**Instruction**. Omit all images. Transcribe the rest of the material below exactly.

Start of Given entries

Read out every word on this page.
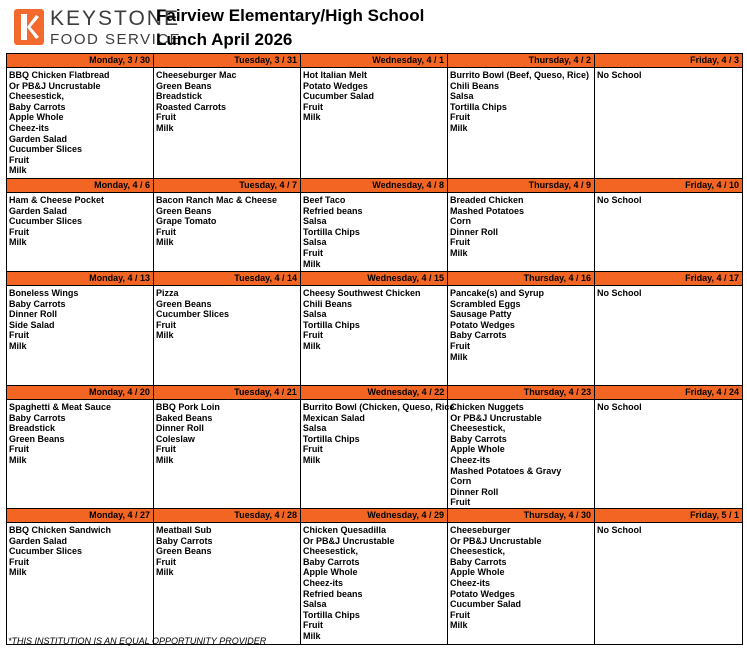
KEYSTONE
FOOD SERVICE
Fairview Elementary/High School
Lunch April 2026
Monday, 3 / 30
BBQ Chicken Flatbread
Or PB&J Uncrustable
Cheesestick,
Baby Carrots
Apple Whole
Cheez-its
Garden Salad
Cucumber Slices
Fruit
Milk
Tuesday, 3 / 31
Cheeseburger Mac
Green Beans
Breadstick
Roasted Carrots
Fruit
Milk
Wednesday, 4 / 1
Hot Italian Melt
Potato Wedges
Cucumber Salad
Fruit
Milk
Thursday, 4 / 2
Burrito Bowl (Beef, Queso, Rice)
Chili Beans
Salsa
Tortilla Chips
Fruit
Milk
Friday, 4 / 3
No School
Monday, 4 / 6
Ham & Cheese Pocket
Garden Salad
Cucumber Slices
Fruit
Milk
Tuesday, 4 / 7
Bacon Ranch Mac & Cheese
Green Beans
Grape Tomato
Fruit
Milk
Wednesday, 4 / 8
Beef Taco
Refried beans
Salsa
Tortilla Chips
Salsa
Fruit
Milk
Thursday, 4 / 9
Breaded Chicken
Mashed Potatoes
Corn
Dinner Roll
Fruit
Milk
Friday, 4 / 10
No School
Monday, 4 / 13
Boneless Wings
Baby Carrots
Dinner Roll
Side Salad
Fruit
Milk
Tuesday, 4 / 14
Pizza
Green Beans
Cucumber Slices
Fruit
Milk
Wednesday, 4 / 15
Cheesy Southwest Chicken
Chili Beans
Salsa
Tortilla Chips
Fruit
Milk
Thursday, 4 / 16
Pancake(s) and Syrup
Scrambled Eggs
Sausage Patty
Potato Wedges
Baby Carrots
Fruit
Milk
Friday, 4 / 17
No School
Monday, 4 / 20
Spaghetti & Meat Sauce
Baby Carrots
Breadstick
Green Beans
Fruit
Milk
Tuesday, 4 / 21
BBQ Pork Loin
Baked Beans
Dinner Roll
Coleslaw
Fruit
Milk
Wednesday, 4 / 22
Burrito Bowl (Chicken, Queso, Rice
Mexican Salad
Salsa
Tortilla Chips
Fruit
Milk
Thursday, 4 / 23
Chicken Nuggets
Or PB&J Uncrustable
Cheesestick,
Baby Carrots
Apple Whole
Cheez-its
Mashed Potatoes & Gravy
Corn
Dinner Roll
Fruit
Friday, 4 / 24
No School
Monday, 4 / 27
BBQ Chicken Sandwich
Garden Salad
Cucumber Slices
Fruit
Milk
Tuesday, 4 / 28
Meatball Sub
Baby Carrots
Green Beans
Fruit
Milk
Wednesday, 4 / 29
Chicken Quesadilla
Or PB&J Uncrustable
Cheesestick,
Baby Carrots
Apple Whole
Cheez-its
Refried beans
Salsa
Tortilla Chips
Fruit
Milk
Thursday, 4 / 30
Cheeseburger
Or PB&J Uncrustable
Cheesestick,
Baby Carrots
Apple Whole
Cheez-its
Potato Wedges
Cucumber Salad
Fruit
Milk
Friday, 5 / 1
No School
*THIS INSTITUTION IS AN EQUAL OPPORTUNITY PROVIDER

End of Given entries

**Solution for this task**.
Read out every word on this page.
KEYSTONE
FOOD SERVICE
Fairview Elementary/High School
Lunch April 2026
Monday, 3 / 30
BBQ Chicken Flatbread
Or PB&J Uncrustable
Cheesestick,
Baby Carrots
Apple Whole
Cheez-its
Garden Salad
Cucumber Slices
Fruit
Milk
Tuesday, 3 / 31
Cheeseburger Mac
Green Beans
Breadstick
Roasted Carrots
Fruit
Milk
Wednesday, 4 / 1
Hot Italian Melt
Potato Wedges
Cucumber Salad
Fruit
Milk
Thursday, 4 / 2
Burrito Bowl (Beef, Queso, Rice)
Chili Beans
Salsa
Tortilla Chips
Fruit
Milk
Friday, 4 / 3
No School
Monday, 4 / 6
Ham & Cheese Pocket
Garden Salad
Cucumber Slices
Fruit
Milk
Tuesday, 4 / 7
Bacon Ranch Mac & Cheese
Green Beans
Grape Tomato
Fruit
Milk
Wednesday, 4 / 8
Beef Taco
Refried beans
Salsa
Tortilla Chips
Salsa
Fruit
Milk
Thursday, 4 / 9
Breaded Chicken
Mashed Potatoes
Corn
Dinner Roll
Fruit
Milk
Friday, 4 / 10
No School
Monday, 4 / 13
Boneless Wings
Baby Carrots
Dinner Roll
Side Salad
Fruit
Milk
Tuesday, 4 / 14
Pizza
Green Beans
Cucumber Slices
Fruit
Milk
Wednesday, 4 / 15
Cheesy Southwest Chicken
Chili Beans
Salsa
Tortilla Chips
Fruit
Milk
Thursday, 4 / 16
Pancake(s) and Syrup
Scrambled Eggs
Sausage Patty
Potato Wedges
Baby Carrots
Fruit
Milk
Friday, 4 / 17
No School
Monday, 4 / 20
Spaghetti & Meat Sauce
Baby Carrots
Breadstick
Green Beans
Fruit
Milk
Tuesday, 4 / 21
BBQ Pork Loin
Baked Beans
Dinner Roll
Coleslaw
Fruit
Milk
Wednesday, 4 / 22
Burrito Bowl (Chicken, Queso, Rice
Mexican Salad
Salsa
Tortilla Chips
Fruit
Milk
Thursday, 4 / 23
Chicken Nuggets
Or PB&J Uncrustable
Cheesestick,
Baby Carrots
Apple Whole
Cheez-its
Mashed Potatoes & Gravy
Corn
Dinner Roll
Fruit
Friday, 4 / 24
No School
Monday, 4 / 27
BBQ Chicken Sandwich
Garden Salad
Cucumber Slices
Fruit
Milk
Tuesday, 4 / 28
Meatball Sub
Baby Carrots
Green Beans
Fruit
Milk
Wednesday, 4 / 29
Chicken Quesadilla
Or PB&J Uncrustable
Cheesestick,
Baby Carrots
Apple Whole
Cheez-its
Refried beans
Salsa
Tortilla Chips
Fruit
Milk
Thursday, 4 / 30
Cheeseburger
Or PB&J Uncrustable
Cheesestick,
Baby Carrots
Apple Whole
Cheez-its
Potato Wedges
Cucumber Salad
Fruit
Milk
Friday, 5 / 1
No School
*THIS INSTITUTION IS AN EQUAL OPPORTUNITY PROVIDER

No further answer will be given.